◆ EXERCISE DIRECTIONS ◆
Lines holding the string "JSON" are the ones to copy from this listing.

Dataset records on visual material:

____

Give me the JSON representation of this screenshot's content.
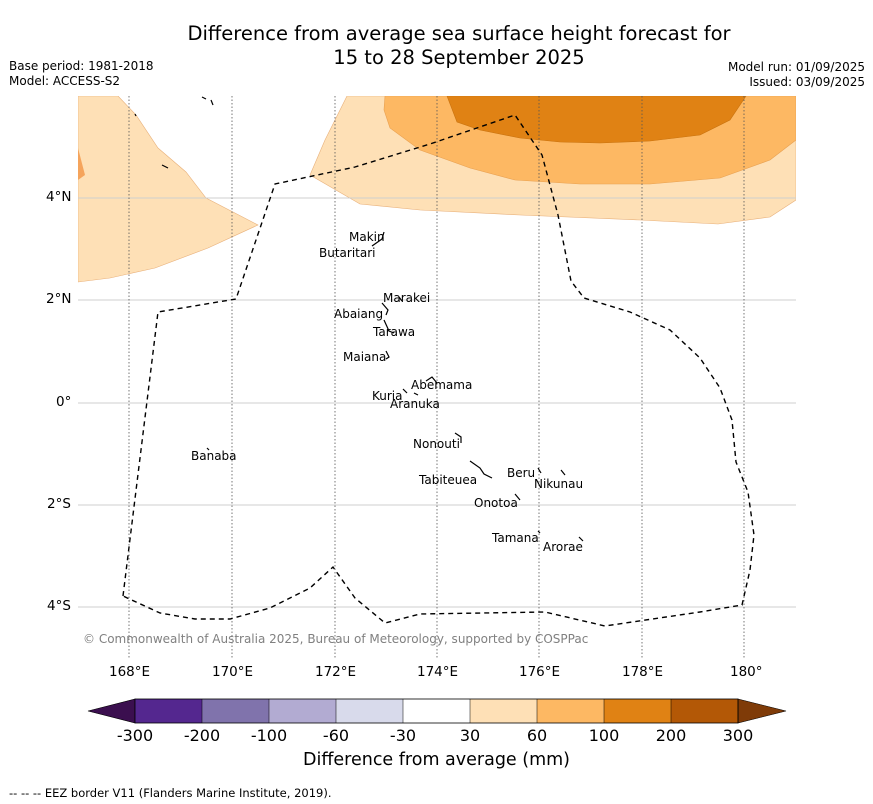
{
  "header": {
    "title_line1": "Difference from average sea surface height forecast for",
    "title_line2": "15 to 28 September 2025",
    "base_period": "Base period: 1981-2018",
    "model": "Model: ACCESS-S2",
    "model_run": "Model run: 01/09/2025",
    "issued": "Issued: 03/09/2025"
  },
  "map": {
    "lon_labels": [
      "168°E",
      "170°E",
      "172°E",
      "174°E",
      "176°E",
      "178°E",
      "180°"
    ],
    "lat_labels": [
      "4°N",
      "2°N",
      "0°",
      "2°S",
      "4°S"
    ],
    "places": [
      {
        "name": "Makin"
      },
      {
        "name": "Butaritari"
      },
      {
        "name": "Marakei"
      },
      {
        "name": "Abaiang"
      },
      {
        "name": "Tarawa"
      },
      {
        "name": "Maiana"
      },
      {
        "name": "Abemama"
      },
      {
        "name": "Kuria"
      },
      {
        "name": "Aranuka"
      },
      {
        "name": "Nonouti"
      },
      {
        "name": "Banaba"
      },
      {
        "name": "Beru"
      },
      {
        "name": "Nikunau"
      },
      {
        "name": "Tabiteuea"
      },
      {
        "name": "Onotoa"
      },
      {
        "name": "Tamana"
      },
      {
        "name": "Arorae"
      }
    ],
    "copyright": "© Commonwealth of Australia 2025, Bureau of Meteorology, supported by COSPPac"
  },
  "colorbar": {
    "ticks": [
      "-300",
      "-200",
      "-100",
      "-60",
      "-30",
      "30",
      "60",
      "100",
      "200",
      "300"
    ],
    "colors": [
      "#3b0f4f",
      "#54278f",
      "#8073ac",
      "#b2abd2",
      "#d8daeb",
      "#ffffff",
      "#fee0b6",
      "#fdb863",
      "#e08214",
      "#b35806",
      "#7f3b08"
    ],
    "label": "Difference from average (mm)"
  },
  "footer": {
    "eez_note": "-- -- -- EEZ border V11 (Flanders Marine Institute, 2019)."
  }
}
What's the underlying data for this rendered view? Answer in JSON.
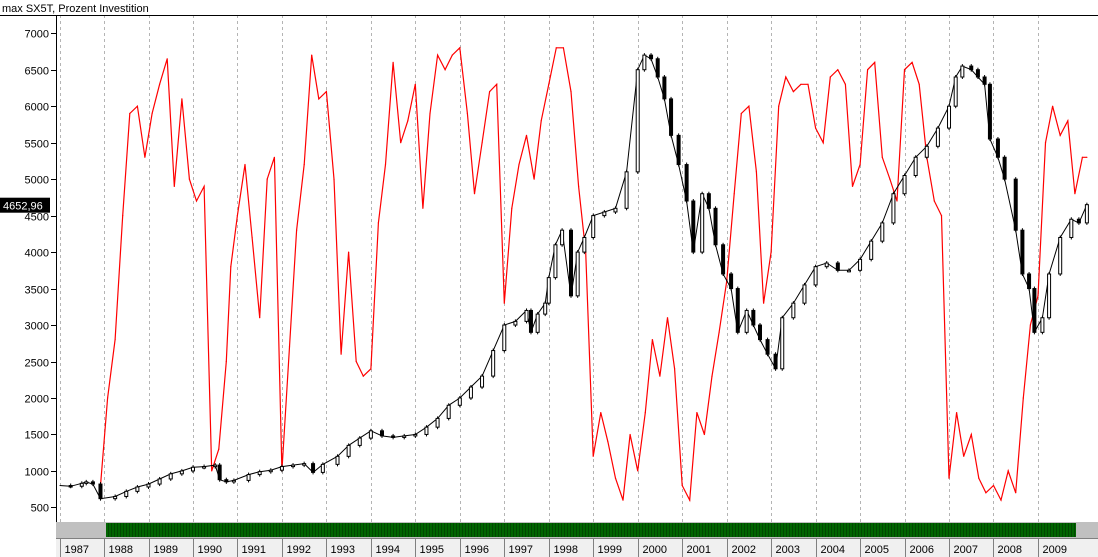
{
  "window": {
    "title": "max  SX5T,  Prozent Investition"
  },
  "chart_data": {
    "type": "line",
    "title": "max  SX5T,  Prozent Investition",
    "xlabel": "",
    "ylabel": "",
    "ylim": [
      300,
      7250
    ],
    "x_range": [
      1986.92,
      2010.35
    ],
    "y_ticks": [
      500,
      1000,
      1500,
      2000,
      2500,
      3000,
      3500,
      4000,
      4500,
      5000,
      5500,
      6000,
      6500,
      7000
    ],
    "year_labels": [
      "1987",
      "1988",
      "1989",
      "1990",
      "1991",
      "1992",
      "1993",
      "1994",
      "1995",
      "1996",
      "1997",
      "1998",
      "1999",
      "2000",
      "2001",
      "2002",
      "2003",
      "2004",
      "2005",
      "2006",
      "2007",
      "2008",
      "2009"
    ],
    "grid": "vertical dashed at each year",
    "last_value_label": "4652,96",
    "colors": {
      "background": "#ffffff",
      "price": "#000000",
      "investment": "#ff0000",
      "signal_bar": "#006400",
      "axis_panel": "#c0c0c0"
    },
    "series": [
      {
        "key": "price",
        "style": "candlestick",
        "x": [
          1987.0,
          1987.25,
          1987.5,
          1987.6,
          1987.75,
          1987.92,
          1988.25,
          1988.5,
          1988.75,
          1989.0,
          1989.25,
          1989.5,
          1989.75,
          1990.0,
          1990.25,
          1990.5,
          1990.6,
          1990.75,
          1990.92,
          1991.25,
          1991.5,
          1991.75,
          1992.0,
          1992.25,
          1992.5,
          1992.7,
          1992.92,
          1993.25,
          1993.5,
          1993.75,
          1994.0,
          1994.25,
          1994.5,
          1994.75,
          1995.0,
          1995.25,
          1995.5,
          1995.75,
          1996.0,
          1996.25,
          1996.5,
          1996.75,
          1997.0,
          1997.25,
          1997.5,
          1997.6,
          1997.75,
          1997.92,
          1998.0,
          1998.15,
          1998.3,
          1998.5,
          1998.65,
          1998.8,
          1999.0,
          1999.25,
          1999.5,
          1999.75,
          2000.0,
          2000.15,
          2000.3,
          2000.45,
          2000.6,
          2000.75,
          2000.92,
          2001.1,
          2001.25,
          2001.45,
          2001.6,
          2001.75,
          2001.92,
          2002.1,
          2002.25,
          2002.45,
          2002.6,
          2002.75,
          2002.92,
          2003.1,
          2003.25,
          2003.5,
          2003.75,
          2004.0,
          2004.25,
          2004.5,
          2004.75,
          2005.0,
          2005.25,
          2005.5,
          2005.75,
          2006.0,
          2006.25,
          2006.5,
          2006.75,
          2007.0,
          2007.15,
          2007.3,
          2007.5,
          2007.65,
          2007.8,
          2007.92,
          2008.1,
          2008.25,
          2008.5,
          2008.65,
          2008.8,
          2008.92,
          2009.1,
          2009.25,
          2009.5,
          2009.75,
          2009.92,
          2010.1
        ],
        "values": [
          800,
          790,
          830,
          850,
          820,
          620,
          650,
          720,
          780,
          820,
          890,
          960,
          1000,
          1050,
          1060,
          1080,
          880,
          850,
          870,
          950,
          990,
          1010,
          1060,
          1080,
          1100,
          980,
          1090,
          1200,
          1350,
          1450,
          1550,
          1480,
          1460,
          1480,
          1500,
          1600,
          1720,
          1900,
          2000,
          2150,
          2300,
          2650,
          3000,
          3050,
          3200,
          2900,
          3150,
          3300,
          3650,
          4100,
          4300,
          3400,
          4000,
          4200,
          4500,
          4550,
          4600,
          5100,
          6500,
          6700,
          6650,
          6400,
          6100,
          5600,
          5200,
          4700,
          4000,
          4800,
          4600,
          4100,
          3700,
          3500,
          2900,
          3200,
          3000,
          2800,
          2600,
          2400,
          3100,
          3300,
          3550,
          3800,
          3850,
          3750,
          3750,
          3900,
          4150,
          4400,
          4800,
          5050,
          5300,
          5450,
          5700,
          6000,
          6400,
          6550,
          6500,
          6400,
          6300,
          5550,
          5300,
          5000,
          4300,
          3700,
          3500,
          2900,
          3100,
          3700,
          4200,
          4450,
          4400,
          4650
        ]
      },
      {
        "key": "investment",
        "style": "line",
        "x": [
          1987.92,
          1988.08,
          1988.25,
          1988.42,
          1988.58,
          1988.75,
          1988.92,
          1989.08,
          1989.25,
          1989.42,
          1989.58,
          1989.75,
          1989.92,
          1990.08,
          1990.25,
          1990.42,
          1990.58,
          1990.75,
          1990.85,
          1991.0,
          1991.17,
          1991.33,
          1991.5,
          1991.67,
          1991.83,
          1992.0,
          1992.17,
          1992.33,
          1992.5,
          1992.67,
          1992.83,
          1993.0,
          1993.17,
          1993.33,
          1993.5,
          1993.67,
          1993.83,
          1994.0,
          1994.17,
          1994.33,
          1994.5,
          1994.67,
          1994.83,
          1995.0,
          1995.17,
          1995.33,
          1995.5,
          1995.67,
          1995.83,
          1996.0,
          1996.17,
          1996.33,
          1996.5,
          1996.67,
          1996.83,
          1997.0,
          1997.17,
          1997.33,
          1997.5,
          1997.67,
          1997.83,
          1998.0,
          1998.17,
          1998.33,
          1998.5,
          1998.67,
          1998.83,
          1999.0,
          1999.17,
          1999.33,
          1999.5,
          1999.67,
          1999.83,
          2000.0,
          2000.17,
          2000.33,
          2000.5,
          2000.67,
          2000.83,
          2001.0,
          2001.17,
          2001.33,
          2001.5,
          2001.67,
          2001.83,
          2002.0,
          2002.17,
          2002.33,
          2002.5,
          2002.67,
          2002.83,
          2003.0,
          2003.17,
          2003.33,
          2003.5,
          2003.67,
          2003.83,
          2004.0,
          2004.17,
          2004.33,
          2004.5,
          2004.67,
          2004.83,
          2005.0,
          2005.17,
          2005.33,
          2005.5,
          2005.67,
          2005.83,
          2006.0,
          2006.17,
          2006.33,
          2006.5,
          2006.67,
          2006.83,
          2007.0,
          2007.17,
          2007.33,
          2007.5,
          2007.67,
          2007.83,
          2008.0,
          2008.17,
          2008.33,
          2008.5,
          2008.67,
          2008.83,
          2009.0,
          2009.17,
          2009.33,
          2009.5,
          2009.67,
          2009.83,
          2010.0,
          2010.1
        ],
        "values": [
          800,
          2000,
          2800,
          4500,
          5900,
          6000,
          5300,
          5900,
          6300,
          6650,
          4900,
          6100,
          5000,
          4700,
          4900,
          1000,
          1300,
          2500,
          3800,
          4500,
          5200,
          4200,
          3100,
          5000,
          5300,
          1000,
          2700,
          4300,
          5200,
          6700,
          6100,
          6200,
          5000,
          2600,
          4000,
          2500,
          2300,
          2400,
          4400,
          5200,
          6600,
          5500,
          5800,
          6300,
          4600,
          5900,
          6700,
          6500,
          6700,
          6800,
          5900,
          4800,
          5500,
          6200,
          6300,
          3300,
          4600,
          5200,
          5600,
          5000,
          5800,
          6300,
          6800,
          6800,
          6200,
          4900,
          4000,
          1200,
          1800,
          1400,
          900,
          600,
          1500,
          1000,
          1800,
          2800,
          2300,
          3100,
          2400,
          800,
          600,
          1800,
          1500,
          2300,
          2900,
          3600,
          4800,
          5900,
          6000,
          5100,
          3300,
          4000,
          6000,
          6400,
          6200,
          6300,
          6300,
          5700,
          5500,
          6400,
          6500,
          6300,
          4900,
          5200,
          6500,
          6600,
          5300,
          5000,
          4700,
          6500,
          6600,
          6300,
          5300,
          4700,
          4500,
          900,
          1800,
          1200,
          1500,
          900,
          700,
          800,
          600,
          1000,
          700,
          2000,
          3000,
          3400,
          5500,
          6000,
          5600,
          5800,
          4800,
          5300,
          5300
        ]
      }
    ]
  }
}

____

◆ PROBLEM SOLUTION ◆
Give me the JSON representation of this screenshot's content.
What's the underlying data for this rendered view? Answer in JSON.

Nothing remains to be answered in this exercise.